(Extracted records)

%%

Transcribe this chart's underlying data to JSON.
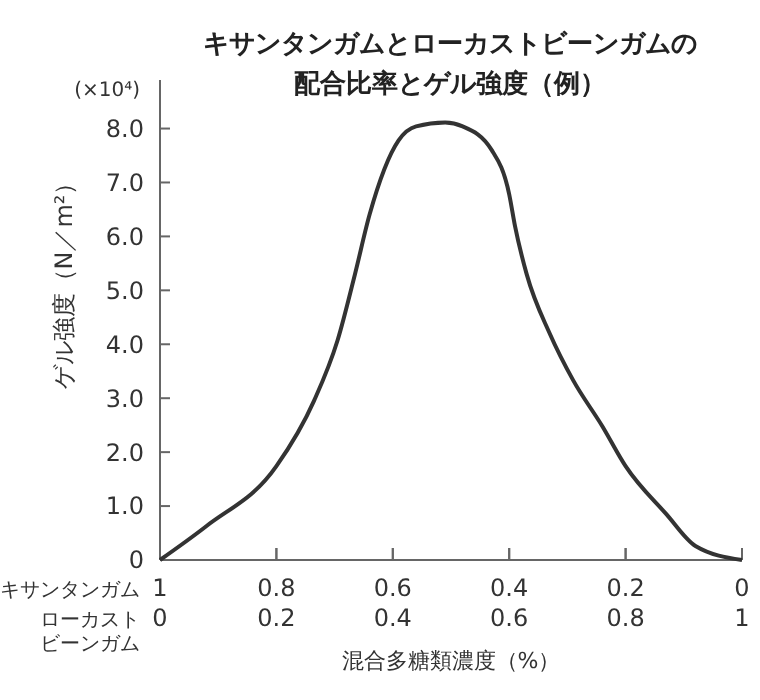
{
  "chart_data": {
    "type": "line",
    "title": "キサンタンガムとローカストビーンガムの配合比率とゲル強度（例）",
    "xlabel": "混合多糖類濃度（%）",
    "ylabel": "ゲル強度（N／m²）",
    "annotations": [
      "(×10⁴)",
      "キサンタンガム",
      "ローカストビーンガム"
    ],
    "x": [
      0,
      0.08,
      0.2,
      0.265,
      0.305,
      0.335,
      0.36,
      0.41,
      0.44,
      0.49,
      0.52,
      0.57,
      0.6,
      0.61,
      0.63,
      0.67,
      0.71,
      0.76,
      0.8,
      0.87,
      0.92,
      1
    ],
    "series": [
      {
        "color": "#333333",
        "values": [
          0,
          0.63,
          1.74,
          2.96,
          4.07,
          5.3,
          6.4,
          7.78,
          8.04,
          8.11,
          8.04,
          7.6,
          6.78,
          6.19,
          5.3,
          4.19,
          3.33,
          2.48,
          1.74,
          0.85,
          0.26,
          0
        ]
      }
    ],
    "xlim": [
      0,
      1
    ],
    "xticks": [
      0,
      0.2,
      0.4,
      0.6,
      0.8,
      1
    ],
    "x2lim": [
      1,
      0
    ],
    "x2ticks": [
      1,
      0.8,
      0.6,
      0.4,
      0.2,
      0
    ],
    "ylim": [
      0,
      8.9
    ],
    "yticks": [
      0,
      {
        "value": 1,
        "label": "1.0"
      },
      {
        "value": 2,
        "label": "2.0"
      },
      {
        "value": 3,
        "label": "3.0"
      },
      {
        "value": 4,
        "label": "4.0"
      },
      {
        "value": 5,
        "label": "5.0"
      },
      {
        "value": 6,
        "label": "6.0"
      },
      {
        "value": 7,
        "label": "7.0"
      },
      {
        "value": 8,
        "label": "8.0"
      }
    ],
    "grid": false,
    "marker": "none",
    "line_style": "solid"
  }
}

%%

## To do
Output all the records, word for word, with no pictures in the copy.

## Problem solution
Transcribe this chart's underlying data to JSON.
{
  "chart_data": {
    "type": "line",
    "title": "キサンタンガムとローカストビーンガムの配合比率とゲル強度（例）",
    "xlabel": "混合多糖類濃度（%）",
    "ylabel": "ゲル強度（N／m²）",
    "annotations": [
      "(×10⁴)",
      "キサンタンガム",
      "ローカストビーンガム"
    ],
    "x": [
      0,
      0.08,
      0.2,
      0.265,
      0.305,
      0.335,
      0.36,
      0.41,
      0.44,
      0.49,
      0.52,
      0.57,
      0.6,
      0.61,
      0.63,
      0.67,
      0.71,
      0.76,
      0.8,
      0.87,
      0.92,
      1
    ],
    "series": [
      {
        "color": "#333333",
        "values": [
          0,
          0.63,
          1.74,
          2.96,
          4.07,
          5.3,
          6.4,
          7.78,
          8.04,
          8.11,
          8.04,
          7.6,
          6.78,
          6.19,
          5.3,
          4.19,
          3.33,
          2.48,
          1.74,
          0.85,
          0.26,
          0
        ]
      }
    ],
    "xlim": [
      0,
      1
    ],
    "xticks": [
      0,
      0.2,
      0.4,
      0.6,
      0.8,
      1
    ],
    "x2lim": [
      1,
      0
    ],
    "x2ticks": [
      1,
      0.8,
      0.6,
      0.4,
      0.2,
      0
    ],
    "ylim": [
      0,
      8.9
    ],
    "yticks": [
      0,
      {
        "value": 1,
        "label": "1.0"
      },
      {
        "value": 2,
        "label": "2.0"
      },
      {
        "value": 3,
        "label": "3.0"
      },
      {
        "value": 4,
        "label": "4.0"
      },
      {
        "value": 5,
        "label": "5.0"
      },
      {
        "value": 6,
        "label": "6.0"
      },
      {
        "value": 7,
        "label": "7.0"
      },
      {
        "value": 8,
        "label": "8.0"
      }
    ],
    "grid": false,
    "marker": "none",
    "line_style": "solid"
  }
}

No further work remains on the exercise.